## Set exercise
Go through the listing and pick out each line with the word "text" in it.

[START OF Extracted data]

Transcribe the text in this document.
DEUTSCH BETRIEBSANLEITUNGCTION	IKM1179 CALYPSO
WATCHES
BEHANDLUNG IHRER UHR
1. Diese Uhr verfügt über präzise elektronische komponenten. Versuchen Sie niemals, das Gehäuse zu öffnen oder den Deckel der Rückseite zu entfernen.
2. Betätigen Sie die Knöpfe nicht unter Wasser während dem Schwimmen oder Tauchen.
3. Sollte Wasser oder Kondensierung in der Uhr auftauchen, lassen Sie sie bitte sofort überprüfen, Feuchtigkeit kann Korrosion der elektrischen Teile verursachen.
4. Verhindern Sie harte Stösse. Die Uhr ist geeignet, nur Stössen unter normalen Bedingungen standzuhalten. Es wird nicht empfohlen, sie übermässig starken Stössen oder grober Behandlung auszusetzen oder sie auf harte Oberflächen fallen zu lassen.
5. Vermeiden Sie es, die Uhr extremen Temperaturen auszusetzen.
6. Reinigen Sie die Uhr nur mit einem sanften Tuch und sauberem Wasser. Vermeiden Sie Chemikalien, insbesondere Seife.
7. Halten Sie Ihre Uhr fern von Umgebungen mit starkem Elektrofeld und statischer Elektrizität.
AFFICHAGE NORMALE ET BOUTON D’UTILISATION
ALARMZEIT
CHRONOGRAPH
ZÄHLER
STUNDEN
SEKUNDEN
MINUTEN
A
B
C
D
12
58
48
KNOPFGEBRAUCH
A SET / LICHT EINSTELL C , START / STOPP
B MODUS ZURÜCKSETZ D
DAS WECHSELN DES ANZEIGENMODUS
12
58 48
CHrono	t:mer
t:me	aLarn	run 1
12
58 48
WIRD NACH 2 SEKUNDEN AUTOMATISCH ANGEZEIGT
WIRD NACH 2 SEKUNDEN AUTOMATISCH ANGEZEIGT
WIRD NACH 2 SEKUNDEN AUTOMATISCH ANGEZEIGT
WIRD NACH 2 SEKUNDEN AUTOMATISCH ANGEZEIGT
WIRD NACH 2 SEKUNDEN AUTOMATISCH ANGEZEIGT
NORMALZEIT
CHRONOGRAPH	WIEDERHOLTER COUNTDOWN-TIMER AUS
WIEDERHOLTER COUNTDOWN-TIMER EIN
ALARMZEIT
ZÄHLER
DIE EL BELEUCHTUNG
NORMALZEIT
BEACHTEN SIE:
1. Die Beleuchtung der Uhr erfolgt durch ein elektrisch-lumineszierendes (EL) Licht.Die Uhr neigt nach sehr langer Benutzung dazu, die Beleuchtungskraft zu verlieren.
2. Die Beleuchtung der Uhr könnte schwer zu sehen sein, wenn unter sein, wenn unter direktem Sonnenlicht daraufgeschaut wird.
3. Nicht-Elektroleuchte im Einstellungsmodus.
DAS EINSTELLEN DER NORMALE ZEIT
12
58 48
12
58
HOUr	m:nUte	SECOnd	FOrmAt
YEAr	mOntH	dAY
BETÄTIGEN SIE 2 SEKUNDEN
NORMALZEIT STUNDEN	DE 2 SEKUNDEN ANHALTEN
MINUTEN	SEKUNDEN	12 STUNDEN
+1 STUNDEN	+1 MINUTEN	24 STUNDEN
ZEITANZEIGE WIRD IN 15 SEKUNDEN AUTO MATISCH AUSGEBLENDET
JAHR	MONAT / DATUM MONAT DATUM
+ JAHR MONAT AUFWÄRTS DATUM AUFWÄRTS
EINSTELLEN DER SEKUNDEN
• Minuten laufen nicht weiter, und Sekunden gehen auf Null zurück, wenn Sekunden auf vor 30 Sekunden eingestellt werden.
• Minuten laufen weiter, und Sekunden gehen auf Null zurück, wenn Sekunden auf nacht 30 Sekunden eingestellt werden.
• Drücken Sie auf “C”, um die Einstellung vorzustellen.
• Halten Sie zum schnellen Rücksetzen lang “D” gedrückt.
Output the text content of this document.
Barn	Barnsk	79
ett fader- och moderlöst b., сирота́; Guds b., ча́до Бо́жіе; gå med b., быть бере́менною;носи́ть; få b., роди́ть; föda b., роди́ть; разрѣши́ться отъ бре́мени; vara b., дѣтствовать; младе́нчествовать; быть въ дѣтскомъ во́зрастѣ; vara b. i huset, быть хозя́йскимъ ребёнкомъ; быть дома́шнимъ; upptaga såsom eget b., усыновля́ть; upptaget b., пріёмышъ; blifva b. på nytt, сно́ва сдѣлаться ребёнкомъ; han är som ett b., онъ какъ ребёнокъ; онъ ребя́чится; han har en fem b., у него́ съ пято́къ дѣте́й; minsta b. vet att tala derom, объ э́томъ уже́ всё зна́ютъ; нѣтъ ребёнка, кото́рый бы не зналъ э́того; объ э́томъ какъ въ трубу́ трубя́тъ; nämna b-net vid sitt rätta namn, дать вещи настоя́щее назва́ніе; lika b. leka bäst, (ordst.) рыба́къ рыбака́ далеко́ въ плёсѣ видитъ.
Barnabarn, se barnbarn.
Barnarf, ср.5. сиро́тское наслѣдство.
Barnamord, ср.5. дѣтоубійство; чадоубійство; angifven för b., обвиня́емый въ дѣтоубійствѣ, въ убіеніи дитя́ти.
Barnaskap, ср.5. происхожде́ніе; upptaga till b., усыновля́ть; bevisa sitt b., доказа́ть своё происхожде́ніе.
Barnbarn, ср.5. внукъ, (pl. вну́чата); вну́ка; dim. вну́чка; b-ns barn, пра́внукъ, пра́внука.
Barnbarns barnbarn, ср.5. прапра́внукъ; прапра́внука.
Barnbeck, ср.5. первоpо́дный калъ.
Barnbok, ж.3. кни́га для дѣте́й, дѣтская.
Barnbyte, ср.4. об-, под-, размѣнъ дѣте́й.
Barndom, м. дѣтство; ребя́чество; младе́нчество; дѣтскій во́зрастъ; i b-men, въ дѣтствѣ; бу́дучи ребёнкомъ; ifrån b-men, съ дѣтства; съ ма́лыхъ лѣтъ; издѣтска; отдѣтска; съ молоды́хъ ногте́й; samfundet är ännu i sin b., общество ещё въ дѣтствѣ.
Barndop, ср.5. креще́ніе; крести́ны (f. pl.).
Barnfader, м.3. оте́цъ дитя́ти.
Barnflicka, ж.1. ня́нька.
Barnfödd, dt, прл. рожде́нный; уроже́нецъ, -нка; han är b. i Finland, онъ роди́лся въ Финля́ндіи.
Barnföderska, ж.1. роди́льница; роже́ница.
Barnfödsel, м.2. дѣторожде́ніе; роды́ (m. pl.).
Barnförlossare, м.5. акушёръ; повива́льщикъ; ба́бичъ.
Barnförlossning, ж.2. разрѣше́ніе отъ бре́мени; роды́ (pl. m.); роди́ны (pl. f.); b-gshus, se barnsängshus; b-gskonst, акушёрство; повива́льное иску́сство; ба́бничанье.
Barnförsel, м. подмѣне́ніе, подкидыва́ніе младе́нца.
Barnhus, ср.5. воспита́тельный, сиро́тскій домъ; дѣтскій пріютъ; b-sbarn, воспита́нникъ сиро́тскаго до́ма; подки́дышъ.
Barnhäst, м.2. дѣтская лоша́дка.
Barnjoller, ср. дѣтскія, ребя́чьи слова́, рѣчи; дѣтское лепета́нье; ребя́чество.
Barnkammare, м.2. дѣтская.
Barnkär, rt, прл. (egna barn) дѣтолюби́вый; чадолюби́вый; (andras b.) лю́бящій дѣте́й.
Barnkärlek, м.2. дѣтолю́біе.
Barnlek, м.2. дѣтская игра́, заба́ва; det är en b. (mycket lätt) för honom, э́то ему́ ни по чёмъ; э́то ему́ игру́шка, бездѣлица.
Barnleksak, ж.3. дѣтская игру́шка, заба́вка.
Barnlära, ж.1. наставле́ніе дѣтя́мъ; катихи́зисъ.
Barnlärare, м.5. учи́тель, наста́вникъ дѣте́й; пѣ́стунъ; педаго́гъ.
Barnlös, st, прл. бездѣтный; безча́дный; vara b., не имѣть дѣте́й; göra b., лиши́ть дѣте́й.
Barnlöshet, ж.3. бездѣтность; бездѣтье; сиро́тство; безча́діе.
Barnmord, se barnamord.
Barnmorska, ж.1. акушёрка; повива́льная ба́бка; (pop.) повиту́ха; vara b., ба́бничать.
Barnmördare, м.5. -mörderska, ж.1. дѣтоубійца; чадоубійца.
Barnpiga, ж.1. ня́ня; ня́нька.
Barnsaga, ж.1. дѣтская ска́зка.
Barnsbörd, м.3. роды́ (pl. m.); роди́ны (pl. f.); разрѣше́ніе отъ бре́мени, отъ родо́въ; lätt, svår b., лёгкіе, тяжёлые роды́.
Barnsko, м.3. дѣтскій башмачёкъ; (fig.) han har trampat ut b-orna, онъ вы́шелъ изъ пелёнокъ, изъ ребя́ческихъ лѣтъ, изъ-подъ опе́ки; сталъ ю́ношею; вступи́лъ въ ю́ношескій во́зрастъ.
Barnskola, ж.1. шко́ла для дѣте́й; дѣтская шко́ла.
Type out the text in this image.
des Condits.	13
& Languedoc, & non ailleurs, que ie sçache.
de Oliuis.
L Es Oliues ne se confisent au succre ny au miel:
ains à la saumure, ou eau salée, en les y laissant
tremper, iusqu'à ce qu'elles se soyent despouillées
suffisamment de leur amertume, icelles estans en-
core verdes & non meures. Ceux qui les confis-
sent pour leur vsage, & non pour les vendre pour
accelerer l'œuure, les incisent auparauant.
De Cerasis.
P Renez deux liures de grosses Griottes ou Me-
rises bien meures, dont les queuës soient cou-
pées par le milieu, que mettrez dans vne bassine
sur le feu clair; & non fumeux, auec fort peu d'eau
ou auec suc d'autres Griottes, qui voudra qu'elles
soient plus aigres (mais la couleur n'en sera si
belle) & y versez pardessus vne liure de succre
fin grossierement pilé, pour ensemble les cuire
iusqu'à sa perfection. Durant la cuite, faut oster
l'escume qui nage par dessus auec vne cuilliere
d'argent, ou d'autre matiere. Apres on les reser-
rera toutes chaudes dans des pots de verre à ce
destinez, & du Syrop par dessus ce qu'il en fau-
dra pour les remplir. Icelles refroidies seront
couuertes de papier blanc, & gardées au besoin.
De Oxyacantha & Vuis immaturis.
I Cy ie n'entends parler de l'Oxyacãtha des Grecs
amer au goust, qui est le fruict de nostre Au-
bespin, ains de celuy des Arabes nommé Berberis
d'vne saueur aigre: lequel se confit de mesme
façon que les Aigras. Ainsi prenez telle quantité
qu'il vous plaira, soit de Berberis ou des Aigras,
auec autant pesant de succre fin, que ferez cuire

[END OF Extracted data]

## The output
Transcribe the text in this document.
Output the text content of this document.
Type out the text in this image.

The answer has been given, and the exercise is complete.